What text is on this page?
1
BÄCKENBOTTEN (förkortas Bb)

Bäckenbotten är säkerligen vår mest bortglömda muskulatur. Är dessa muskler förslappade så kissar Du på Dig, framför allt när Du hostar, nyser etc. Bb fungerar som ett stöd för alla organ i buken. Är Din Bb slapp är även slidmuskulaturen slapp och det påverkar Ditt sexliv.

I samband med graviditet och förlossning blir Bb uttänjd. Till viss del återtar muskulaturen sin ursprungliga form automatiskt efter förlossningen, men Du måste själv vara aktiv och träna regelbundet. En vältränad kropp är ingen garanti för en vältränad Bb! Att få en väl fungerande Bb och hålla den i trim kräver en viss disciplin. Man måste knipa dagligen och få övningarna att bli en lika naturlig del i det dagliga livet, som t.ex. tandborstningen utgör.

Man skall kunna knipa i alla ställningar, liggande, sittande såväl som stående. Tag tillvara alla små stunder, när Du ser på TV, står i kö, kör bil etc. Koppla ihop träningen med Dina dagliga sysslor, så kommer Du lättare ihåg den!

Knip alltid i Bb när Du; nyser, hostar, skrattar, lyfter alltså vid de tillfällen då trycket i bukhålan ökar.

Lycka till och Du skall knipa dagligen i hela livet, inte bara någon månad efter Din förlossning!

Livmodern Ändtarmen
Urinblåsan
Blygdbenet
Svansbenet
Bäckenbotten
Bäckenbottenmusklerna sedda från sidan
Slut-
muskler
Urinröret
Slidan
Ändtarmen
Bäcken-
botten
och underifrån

-*-

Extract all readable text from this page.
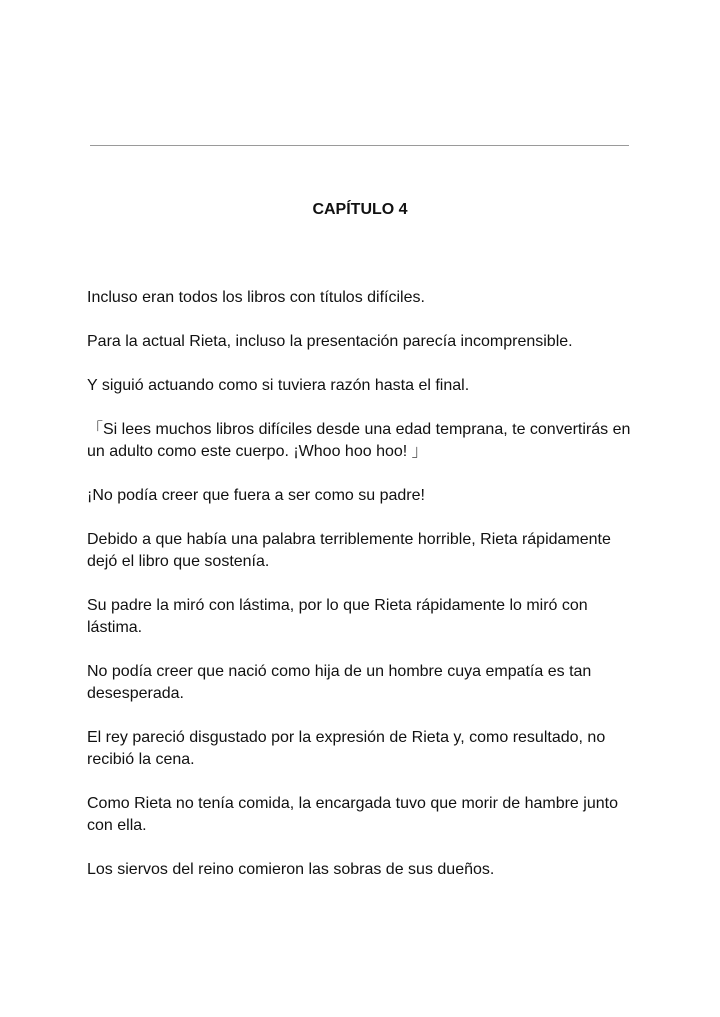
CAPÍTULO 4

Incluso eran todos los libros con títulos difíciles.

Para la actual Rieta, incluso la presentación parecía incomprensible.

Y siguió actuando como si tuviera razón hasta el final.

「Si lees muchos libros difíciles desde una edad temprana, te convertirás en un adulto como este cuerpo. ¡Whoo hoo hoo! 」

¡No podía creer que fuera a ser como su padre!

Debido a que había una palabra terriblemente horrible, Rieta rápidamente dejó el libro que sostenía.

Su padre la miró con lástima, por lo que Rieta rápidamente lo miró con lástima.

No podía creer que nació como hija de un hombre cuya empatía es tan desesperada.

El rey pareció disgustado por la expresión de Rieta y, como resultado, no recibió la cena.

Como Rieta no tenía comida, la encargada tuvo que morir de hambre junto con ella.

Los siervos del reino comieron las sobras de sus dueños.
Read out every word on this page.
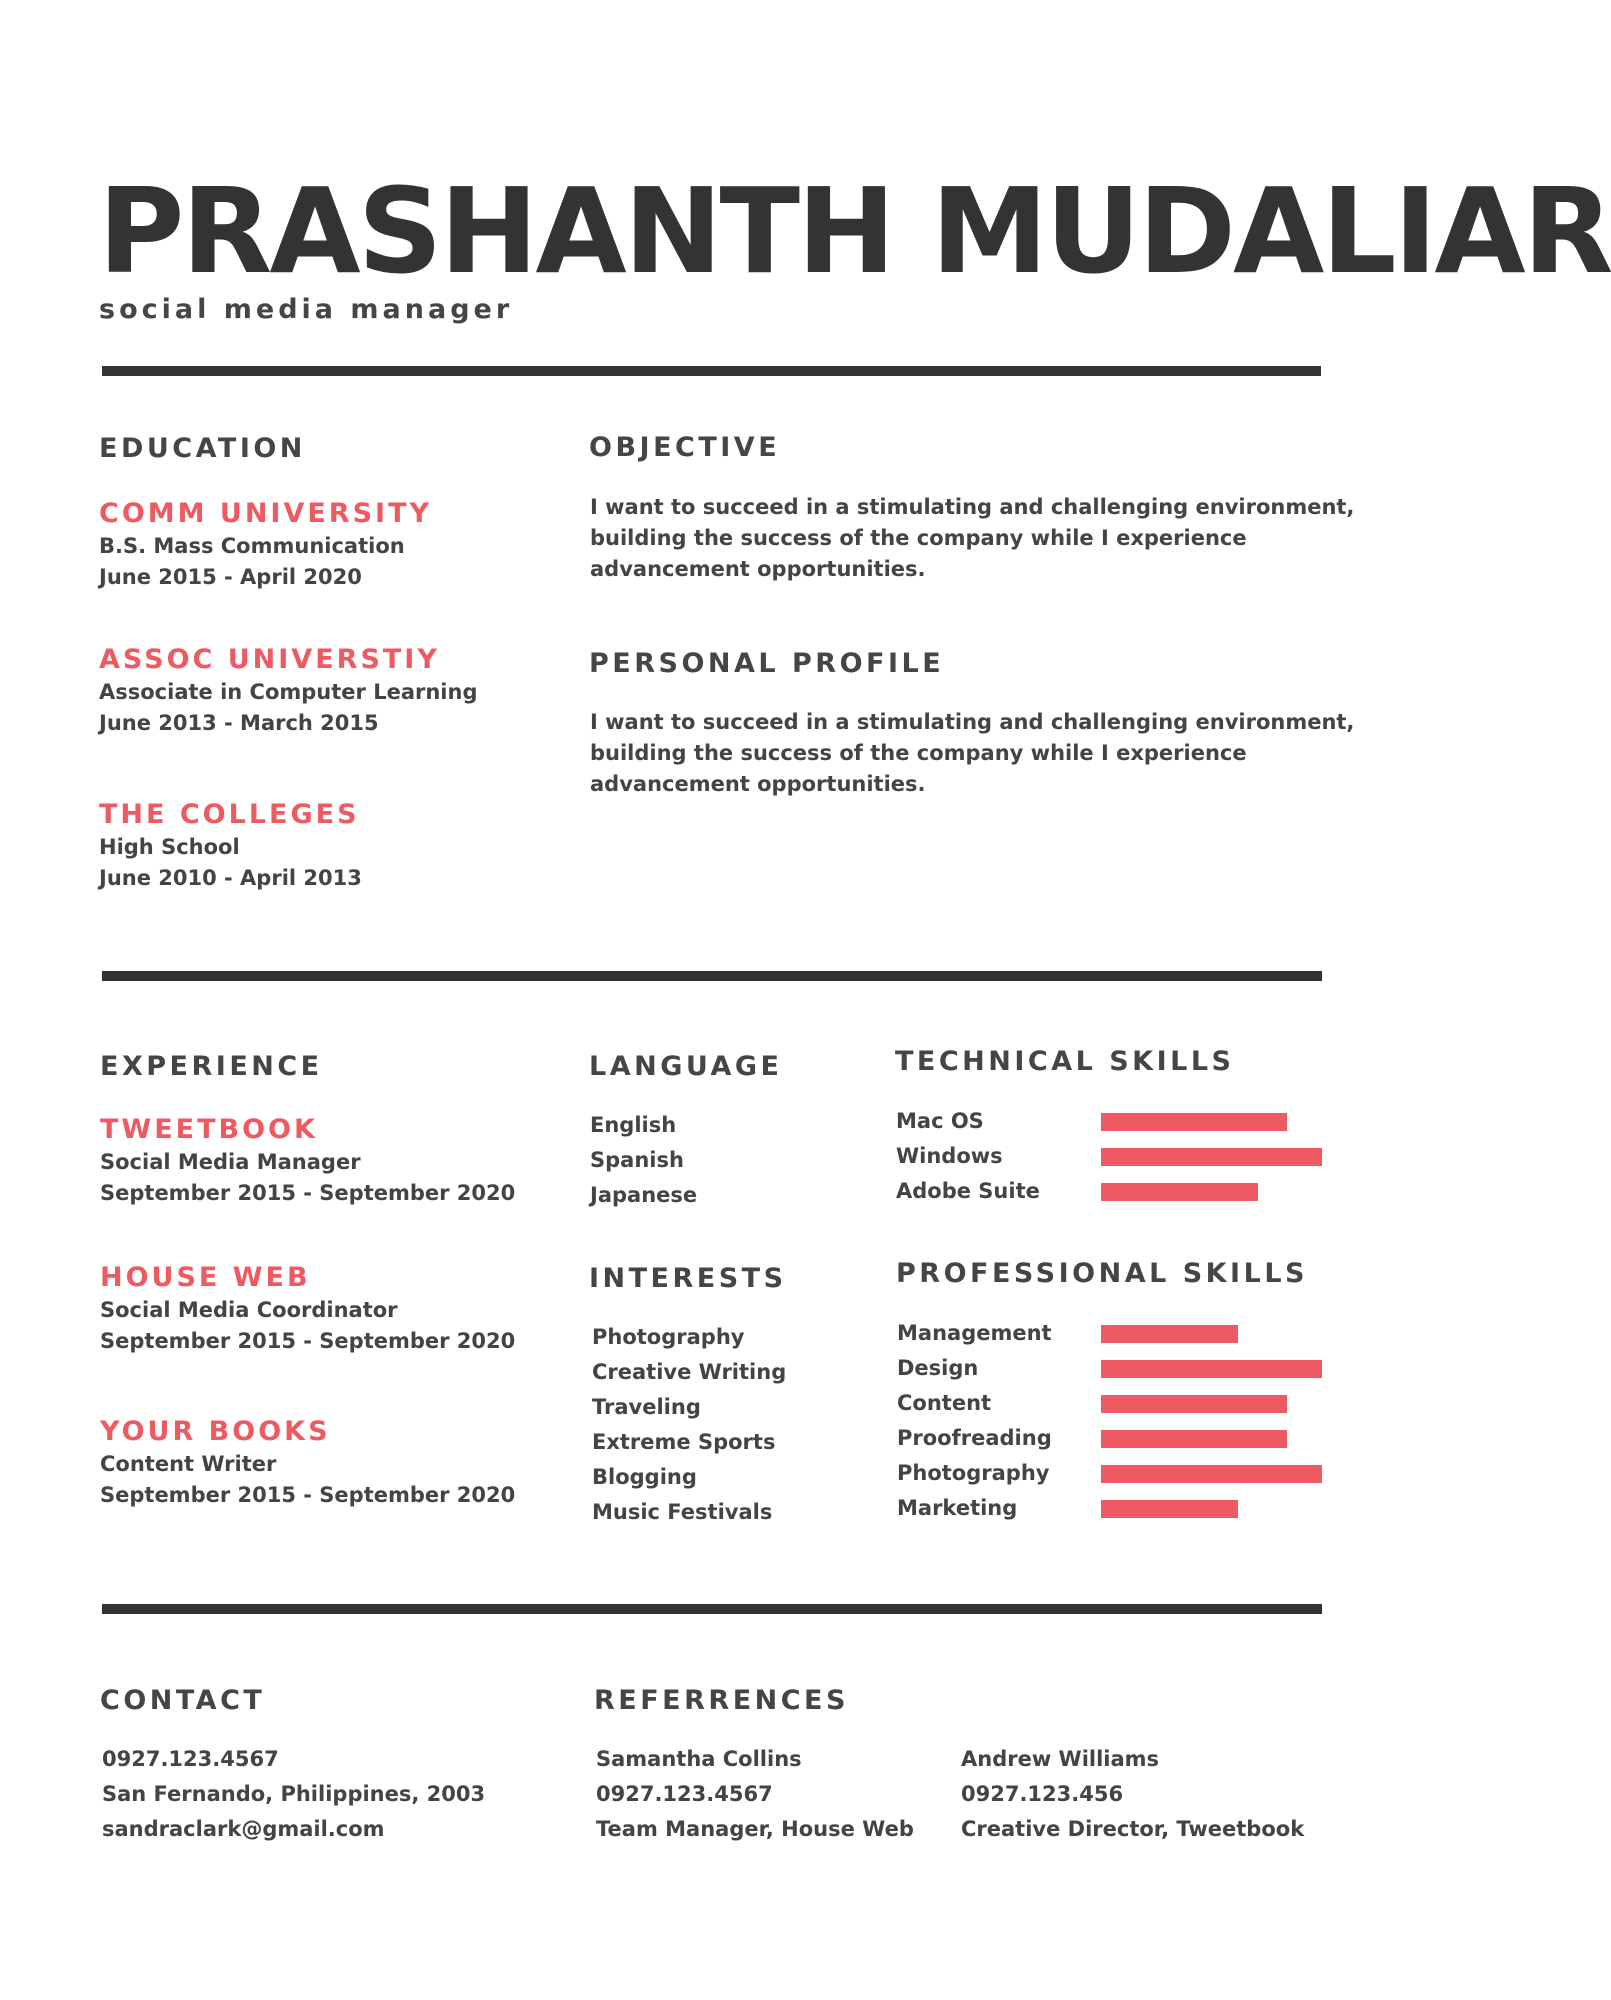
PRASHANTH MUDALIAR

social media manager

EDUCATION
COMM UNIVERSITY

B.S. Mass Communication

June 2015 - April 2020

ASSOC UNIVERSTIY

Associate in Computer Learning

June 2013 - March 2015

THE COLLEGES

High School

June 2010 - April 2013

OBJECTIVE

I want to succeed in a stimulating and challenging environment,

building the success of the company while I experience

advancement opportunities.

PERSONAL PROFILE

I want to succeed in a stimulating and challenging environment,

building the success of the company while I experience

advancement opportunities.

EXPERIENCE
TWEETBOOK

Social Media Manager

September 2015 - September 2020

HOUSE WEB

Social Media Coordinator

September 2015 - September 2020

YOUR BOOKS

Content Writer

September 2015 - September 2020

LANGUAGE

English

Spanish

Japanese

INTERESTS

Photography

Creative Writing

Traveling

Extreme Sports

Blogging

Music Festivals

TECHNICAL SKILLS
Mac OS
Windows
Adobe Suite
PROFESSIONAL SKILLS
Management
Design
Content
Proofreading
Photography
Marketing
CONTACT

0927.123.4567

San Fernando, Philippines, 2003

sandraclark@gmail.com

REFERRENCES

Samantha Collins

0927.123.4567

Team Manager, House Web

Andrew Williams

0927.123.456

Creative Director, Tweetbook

-*-

• _Task instructions_:
For the listing above, identify each line bearing "nyser".

• _Result for this exercise_:
Bäckenbotten är säkerligen vår mest bortglömda muskulatur. Är dessa muskler förslappade så kissar Du på Dig, framför allt när Du hostar, nyser etc. Bb fungerar som ett stöd för alla organ i buken. Är Din Bb slapp är även slidmuskulaturen slapp och det påverkar Ditt sexliv.
Knip alltid i Bb när Du; nyser, hostar, skrattar, lyfter alltså vid de tillfällen då trycket i bukhålan ökar.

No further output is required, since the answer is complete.